• **What you are asked to do**
Wherever the word "分析家公式网" appears in a line, copy that line.

• **Records provided**
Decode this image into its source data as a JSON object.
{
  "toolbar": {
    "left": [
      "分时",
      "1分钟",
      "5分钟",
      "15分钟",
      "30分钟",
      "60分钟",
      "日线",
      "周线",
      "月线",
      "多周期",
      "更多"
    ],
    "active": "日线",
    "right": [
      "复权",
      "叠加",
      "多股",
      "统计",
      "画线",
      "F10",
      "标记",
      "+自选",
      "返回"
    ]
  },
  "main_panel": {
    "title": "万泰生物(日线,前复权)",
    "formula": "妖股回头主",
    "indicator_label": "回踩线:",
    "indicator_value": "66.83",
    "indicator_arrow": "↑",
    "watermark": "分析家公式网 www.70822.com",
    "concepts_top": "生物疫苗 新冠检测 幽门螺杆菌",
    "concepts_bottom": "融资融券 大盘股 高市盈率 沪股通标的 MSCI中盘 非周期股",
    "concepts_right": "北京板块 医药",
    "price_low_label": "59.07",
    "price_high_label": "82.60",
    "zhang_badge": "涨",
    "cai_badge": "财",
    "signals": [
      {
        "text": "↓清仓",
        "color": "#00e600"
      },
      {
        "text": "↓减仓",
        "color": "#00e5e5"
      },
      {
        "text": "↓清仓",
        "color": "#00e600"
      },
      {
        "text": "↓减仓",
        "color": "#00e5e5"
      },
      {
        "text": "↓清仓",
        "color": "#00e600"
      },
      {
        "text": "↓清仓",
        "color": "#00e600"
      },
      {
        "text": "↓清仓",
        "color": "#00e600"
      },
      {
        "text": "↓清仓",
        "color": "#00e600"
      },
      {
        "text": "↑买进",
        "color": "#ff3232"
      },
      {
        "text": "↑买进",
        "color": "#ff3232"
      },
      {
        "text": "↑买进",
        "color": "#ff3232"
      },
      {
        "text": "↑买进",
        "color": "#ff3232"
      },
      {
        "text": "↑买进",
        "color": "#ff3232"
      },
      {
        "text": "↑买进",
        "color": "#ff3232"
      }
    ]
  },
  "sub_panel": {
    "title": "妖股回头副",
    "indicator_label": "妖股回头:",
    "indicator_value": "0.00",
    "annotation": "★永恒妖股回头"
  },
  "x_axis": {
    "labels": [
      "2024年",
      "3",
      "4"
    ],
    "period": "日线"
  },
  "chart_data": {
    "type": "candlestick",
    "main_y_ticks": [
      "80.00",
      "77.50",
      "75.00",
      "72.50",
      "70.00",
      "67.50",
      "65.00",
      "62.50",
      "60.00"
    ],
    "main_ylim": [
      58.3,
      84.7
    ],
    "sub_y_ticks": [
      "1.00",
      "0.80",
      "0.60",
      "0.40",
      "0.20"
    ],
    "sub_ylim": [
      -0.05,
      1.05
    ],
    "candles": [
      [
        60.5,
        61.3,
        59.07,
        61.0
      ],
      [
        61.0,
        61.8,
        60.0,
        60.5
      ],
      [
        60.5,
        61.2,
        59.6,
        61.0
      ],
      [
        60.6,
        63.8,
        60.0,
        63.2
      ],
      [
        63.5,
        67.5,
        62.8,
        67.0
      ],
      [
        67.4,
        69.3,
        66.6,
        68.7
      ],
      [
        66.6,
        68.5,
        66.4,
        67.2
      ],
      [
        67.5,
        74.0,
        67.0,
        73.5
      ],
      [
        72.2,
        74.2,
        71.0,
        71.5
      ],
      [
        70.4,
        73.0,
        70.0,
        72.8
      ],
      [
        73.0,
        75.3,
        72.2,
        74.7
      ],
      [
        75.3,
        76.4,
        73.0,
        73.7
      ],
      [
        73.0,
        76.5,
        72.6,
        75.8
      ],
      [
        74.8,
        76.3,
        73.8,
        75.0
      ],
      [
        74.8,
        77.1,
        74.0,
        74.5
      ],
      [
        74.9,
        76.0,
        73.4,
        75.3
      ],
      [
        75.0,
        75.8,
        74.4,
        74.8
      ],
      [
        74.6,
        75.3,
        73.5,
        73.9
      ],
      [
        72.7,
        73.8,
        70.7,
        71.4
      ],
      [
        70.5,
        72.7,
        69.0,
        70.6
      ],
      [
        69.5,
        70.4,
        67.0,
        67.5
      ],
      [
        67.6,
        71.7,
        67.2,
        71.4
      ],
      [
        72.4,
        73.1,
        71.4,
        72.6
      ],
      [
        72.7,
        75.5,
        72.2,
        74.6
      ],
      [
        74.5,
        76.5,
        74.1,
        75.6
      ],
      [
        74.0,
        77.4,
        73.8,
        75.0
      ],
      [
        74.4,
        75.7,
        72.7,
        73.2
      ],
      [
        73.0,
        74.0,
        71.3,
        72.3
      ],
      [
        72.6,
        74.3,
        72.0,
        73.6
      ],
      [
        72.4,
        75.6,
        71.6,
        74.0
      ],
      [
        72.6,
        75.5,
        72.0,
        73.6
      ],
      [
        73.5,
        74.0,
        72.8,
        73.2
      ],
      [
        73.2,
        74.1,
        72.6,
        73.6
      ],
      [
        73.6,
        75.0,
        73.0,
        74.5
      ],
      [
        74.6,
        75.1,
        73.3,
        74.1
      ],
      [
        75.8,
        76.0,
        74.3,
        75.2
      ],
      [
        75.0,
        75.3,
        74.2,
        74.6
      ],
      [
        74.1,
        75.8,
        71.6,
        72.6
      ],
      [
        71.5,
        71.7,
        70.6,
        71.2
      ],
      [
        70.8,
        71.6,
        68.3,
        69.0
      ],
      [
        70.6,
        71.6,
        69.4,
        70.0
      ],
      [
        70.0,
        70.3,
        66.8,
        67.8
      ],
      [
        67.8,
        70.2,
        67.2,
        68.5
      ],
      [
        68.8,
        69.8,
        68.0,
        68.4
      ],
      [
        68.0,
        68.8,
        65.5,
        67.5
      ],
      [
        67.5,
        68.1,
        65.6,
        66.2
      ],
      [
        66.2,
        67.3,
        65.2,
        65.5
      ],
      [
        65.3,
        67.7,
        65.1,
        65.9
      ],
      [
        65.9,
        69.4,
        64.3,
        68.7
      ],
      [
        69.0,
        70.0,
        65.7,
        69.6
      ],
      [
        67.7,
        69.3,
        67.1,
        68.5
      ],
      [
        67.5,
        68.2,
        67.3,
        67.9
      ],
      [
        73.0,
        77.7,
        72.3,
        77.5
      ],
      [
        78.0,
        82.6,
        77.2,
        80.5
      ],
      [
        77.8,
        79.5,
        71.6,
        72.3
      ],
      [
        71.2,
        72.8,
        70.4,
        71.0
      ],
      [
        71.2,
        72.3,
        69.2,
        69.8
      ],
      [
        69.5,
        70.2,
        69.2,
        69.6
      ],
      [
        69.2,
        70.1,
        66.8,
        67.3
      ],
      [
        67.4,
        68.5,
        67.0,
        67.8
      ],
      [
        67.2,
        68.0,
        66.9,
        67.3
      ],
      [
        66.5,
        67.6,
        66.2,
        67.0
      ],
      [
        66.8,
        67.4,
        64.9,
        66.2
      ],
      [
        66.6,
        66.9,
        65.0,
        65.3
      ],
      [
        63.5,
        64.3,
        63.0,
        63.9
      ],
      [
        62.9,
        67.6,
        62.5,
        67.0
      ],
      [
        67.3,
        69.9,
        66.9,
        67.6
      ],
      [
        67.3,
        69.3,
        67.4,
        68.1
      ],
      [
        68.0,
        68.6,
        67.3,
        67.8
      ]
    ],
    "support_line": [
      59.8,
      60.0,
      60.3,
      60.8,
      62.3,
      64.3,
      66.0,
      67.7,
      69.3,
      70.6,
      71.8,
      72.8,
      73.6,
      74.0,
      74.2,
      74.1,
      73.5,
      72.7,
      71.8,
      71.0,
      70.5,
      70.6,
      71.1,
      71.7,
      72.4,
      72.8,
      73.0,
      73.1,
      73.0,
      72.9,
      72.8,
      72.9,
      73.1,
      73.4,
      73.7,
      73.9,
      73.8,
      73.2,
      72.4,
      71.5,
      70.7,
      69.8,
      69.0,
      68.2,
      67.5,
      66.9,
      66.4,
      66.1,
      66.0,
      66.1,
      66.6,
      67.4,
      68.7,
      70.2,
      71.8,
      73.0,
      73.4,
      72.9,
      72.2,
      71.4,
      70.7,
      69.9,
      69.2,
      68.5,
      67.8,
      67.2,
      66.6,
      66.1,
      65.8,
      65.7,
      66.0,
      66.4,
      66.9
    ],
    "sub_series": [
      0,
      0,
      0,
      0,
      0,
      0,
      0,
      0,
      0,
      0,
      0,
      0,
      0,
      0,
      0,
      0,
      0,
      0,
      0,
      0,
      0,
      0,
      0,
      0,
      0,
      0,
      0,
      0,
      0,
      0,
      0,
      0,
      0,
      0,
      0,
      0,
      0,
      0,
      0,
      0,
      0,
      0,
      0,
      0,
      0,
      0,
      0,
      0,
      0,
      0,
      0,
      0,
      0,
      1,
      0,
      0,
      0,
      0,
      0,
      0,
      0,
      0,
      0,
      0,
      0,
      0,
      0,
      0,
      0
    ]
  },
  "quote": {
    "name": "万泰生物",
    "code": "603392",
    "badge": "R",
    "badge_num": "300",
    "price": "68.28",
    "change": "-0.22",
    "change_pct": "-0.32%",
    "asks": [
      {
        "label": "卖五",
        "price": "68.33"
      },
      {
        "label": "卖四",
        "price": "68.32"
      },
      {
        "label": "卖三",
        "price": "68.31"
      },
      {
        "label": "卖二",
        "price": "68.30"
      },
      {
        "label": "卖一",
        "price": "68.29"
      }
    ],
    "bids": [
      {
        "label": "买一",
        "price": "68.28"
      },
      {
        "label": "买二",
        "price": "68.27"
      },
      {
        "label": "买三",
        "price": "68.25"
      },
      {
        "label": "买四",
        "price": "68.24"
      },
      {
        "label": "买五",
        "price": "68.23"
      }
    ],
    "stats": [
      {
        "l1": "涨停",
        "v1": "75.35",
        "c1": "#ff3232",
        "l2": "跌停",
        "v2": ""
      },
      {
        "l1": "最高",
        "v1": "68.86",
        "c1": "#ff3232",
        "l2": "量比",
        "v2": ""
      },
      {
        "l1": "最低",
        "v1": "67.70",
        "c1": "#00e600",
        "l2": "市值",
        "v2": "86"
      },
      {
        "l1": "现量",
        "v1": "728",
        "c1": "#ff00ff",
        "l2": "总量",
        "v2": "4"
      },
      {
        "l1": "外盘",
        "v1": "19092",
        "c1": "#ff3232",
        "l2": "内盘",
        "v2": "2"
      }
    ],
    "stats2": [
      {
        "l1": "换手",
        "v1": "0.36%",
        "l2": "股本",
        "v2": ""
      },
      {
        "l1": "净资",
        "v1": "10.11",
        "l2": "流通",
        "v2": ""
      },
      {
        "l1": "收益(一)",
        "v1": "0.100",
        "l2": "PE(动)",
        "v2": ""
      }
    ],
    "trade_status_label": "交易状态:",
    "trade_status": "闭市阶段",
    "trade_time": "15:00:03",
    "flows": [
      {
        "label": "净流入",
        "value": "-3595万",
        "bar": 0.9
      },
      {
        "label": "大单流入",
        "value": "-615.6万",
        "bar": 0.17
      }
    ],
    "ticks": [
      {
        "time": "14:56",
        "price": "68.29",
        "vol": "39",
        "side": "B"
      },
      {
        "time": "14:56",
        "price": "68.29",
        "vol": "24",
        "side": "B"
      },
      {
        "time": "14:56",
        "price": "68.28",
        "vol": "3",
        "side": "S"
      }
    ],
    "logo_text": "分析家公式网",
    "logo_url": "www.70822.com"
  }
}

• **Problem solution**
    "watermark": "分析家公式网 www.70822.com",
    "logo_text": "分析家公式网",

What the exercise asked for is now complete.